#### [What needs to be done]
With the pictures omitted, write out the entries that follow exactly as they stand.

Dataset rows about figures
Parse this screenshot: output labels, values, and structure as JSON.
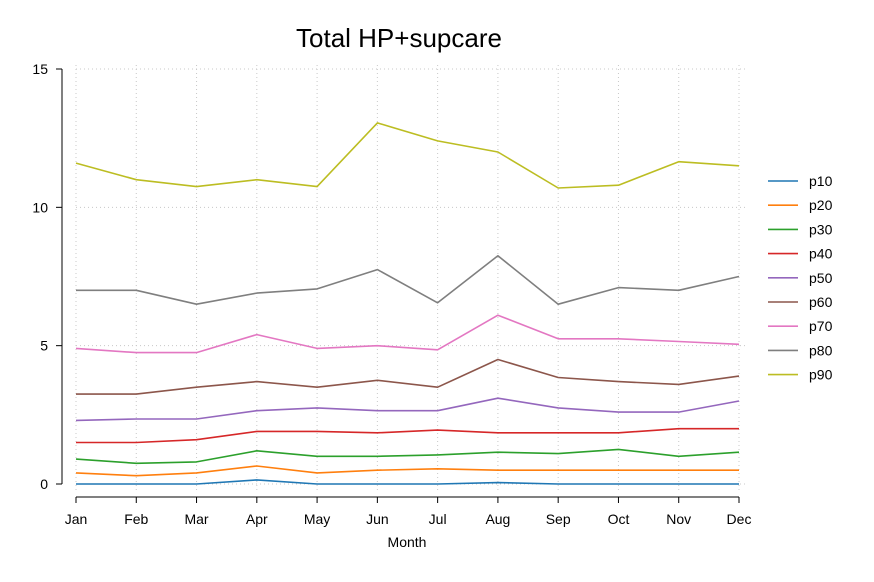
{
  "chart_data": {
    "type": "line",
    "title": "Total HP+supcare",
    "xlabel": "Month",
    "ylabel": "",
    "categories": [
      "Jan",
      "Feb",
      "Mar",
      "Apr",
      "May",
      "Jun",
      "Jul",
      "Aug",
      "Sep",
      "Oct",
      "Nov",
      "Dec"
    ],
    "ylim": [
      0,
      15
    ],
    "yticks": [
      0,
      5,
      10,
      15
    ],
    "grid": true,
    "legend_position": "right",
    "series": [
      {
        "name": "p10",
        "color": "#1f77b4",
        "values": [
          0,
          0,
          0,
          0.15,
          0,
          0,
          0,
          0.05,
          0,
          0,
          0,
          0
        ]
      },
      {
        "name": "p20",
        "color": "#ff7f0e",
        "values": [
          0.4,
          0.3,
          0.4,
          0.65,
          0.4,
          0.5,
          0.55,
          0.5,
          0.5,
          0.5,
          0.5,
          0.5
        ]
      },
      {
        "name": "p30",
        "color": "#2ca02c",
        "values": [
          0.9,
          0.75,
          0.8,
          1.2,
          1.0,
          1.0,
          1.05,
          1.15,
          1.1,
          1.25,
          1.0,
          1.15
        ]
      },
      {
        "name": "p40",
        "color": "#d62728",
        "values": [
          1.5,
          1.5,
          1.6,
          1.9,
          1.9,
          1.85,
          1.95,
          1.85,
          1.85,
          1.85,
          2.0,
          2.0
        ]
      },
      {
        "name": "p50",
        "color": "#9467bd",
        "values": [
          2.3,
          2.35,
          2.35,
          2.65,
          2.75,
          2.65,
          2.65,
          3.1,
          2.75,
          2.6,
          2.6,
          3.0
        ]
      },
      {
        "name": "p60",
        "color": "#8c564b",
        "values": [
          3.25,
          3.25,
          3.5,
          3.7,
          3.5,
          3.75,
          3.5,
          4.5,
          3.85,
          3.7,
          3.6,
          3.9
        ]
      },
      {
        "name": "p70",
        "color": "#e377c2",
        "values": [
          4.9,
          4.75,
          4.75,
          5.4,
          4.9,
          5.0,
          4.85,
          6.1,
          5.25,
          5.25,
          5.15,
          5.05
        ]
      },
      {
        "name": "p80",
        "color": "#7f7f7f",
        "values": [
          7.0,
          7.0,
          6.5,
          6.9,
          7.05,
          7.75,
          6.55,
          8.25,
          6.5,
          7.1,
          7.0,
          7.5
        ]
      },
      {
        "name": "p90",
        "color": "#bcbd22",
        "values": [
          11.6,
          11.0,
          10.75,
          11.0,
          10.75,
          13.05,
          12.4,
          12.0,
          10.7,
          10.8,
          11.65,
          11.5
        ]
      }
    ]
  }
}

#### [Response below]
Parse this screenshot: output labels, values, and structure as JSON.
{
  "chart_data": {
    "type": "line",
    "title": "Total HP+supcare",
    "xlabel": "Month",
    "ylabel": "",
    "categories": [
      "Jan",
      "Feb",
      "Mar",
      "Apr",
      "May",
      "Jun",
      "Jul",
      "Aug",
      "Sep",
      "Oct",
      "Nov",
      "Dec"
    ],
    "ylim": [
      0,
      15
    ],
    "yticks": [
      0,
      5,
      10,
      15
    ],
    "grid": true,
    "legend_position": "right",
    "series": [
      {
        "name": "p10",
        "color": "#1f77b4",
        "values": [
          0,
          0,
          0,
          0.15,
          0,
          0,
          0,
          0.05,
          0,
          0,
          0,
          0
        ]
      },
      {
        "name": "p20",
        "color": "#ff7f0e",
        "values": [
          0.4,
          0.3,
          0.4,
          0.65,
          0.4,
          0.5,
          0.55,
          0.5,
          0.5,
          0.5,
          0.5,
          0.5
        ]
      },
      {
        "name": "p30",
        "color": "#2ca02c",
        "values": [
          0.9,
          0.75,
          0.8,
          1.2,
          1.0,
          1.0,
          1.05,
          1.15,
          1.1,
          1.25,
          1.0,
          1.15
        ]
      },
      {
        "name": "p40",
        "color": "#d62728",
        "values": [
          1.5,
          1.5,
          1.6,
          1.9,
          1.9,
          1.85,
          1.95,
          1.85,
          1.85,
          1.85,
          2.0,
          2.0
        ]
      },
      {
        "name": "p50",
        "color": "#9467bd",
        "values": [
          2.3,
          2.35,
          2.35,
          2.65,
          2.75,
          2.65,
          2.65,
          3.1,
          2.75,
          2.6,
          2.6,
          3.0
        ]
      },
      {
        "name": "p60",
        "color": "#8c564b",
        "values": [
          3.25,
          3.25,
          3.5,
          3.7,
          3.5,
          3.75,
          3.5,
          4.5,
          3.85,
          3.7,
          3.6,
          3.9
        ]
      },
      {
        "name": "p70",
        "color": "#e377c2",
        "values": [
          4.9,
          4.75,
          4.75,
          5.4,
          4.9,
          5.0,
          4.85,
          6.1,
          5.25,
          5.25,
          5.15,
          5.05
        ]
      },
      {
        "name": "p80",
        "color": "#7f7f7f",
        "values": [
          7.0,
          7.0,
          6.5,
          6.9,
          7.05,
          7.75,
          6.55,
          8.25,
          6.5,
          7.1,
          7.0,
          7.5
        ]
      },
      {
        "name": "p90",
        "color": "#bcbd22",
        "values": [
          11.6,
          11.0,
          10.75,
          11.0,
          10.75,
          13.05,
          12.4,
          12.0,
          10.7,
          10.8,
          11.65,
          11.5
        ]
      }
    ]
  }
}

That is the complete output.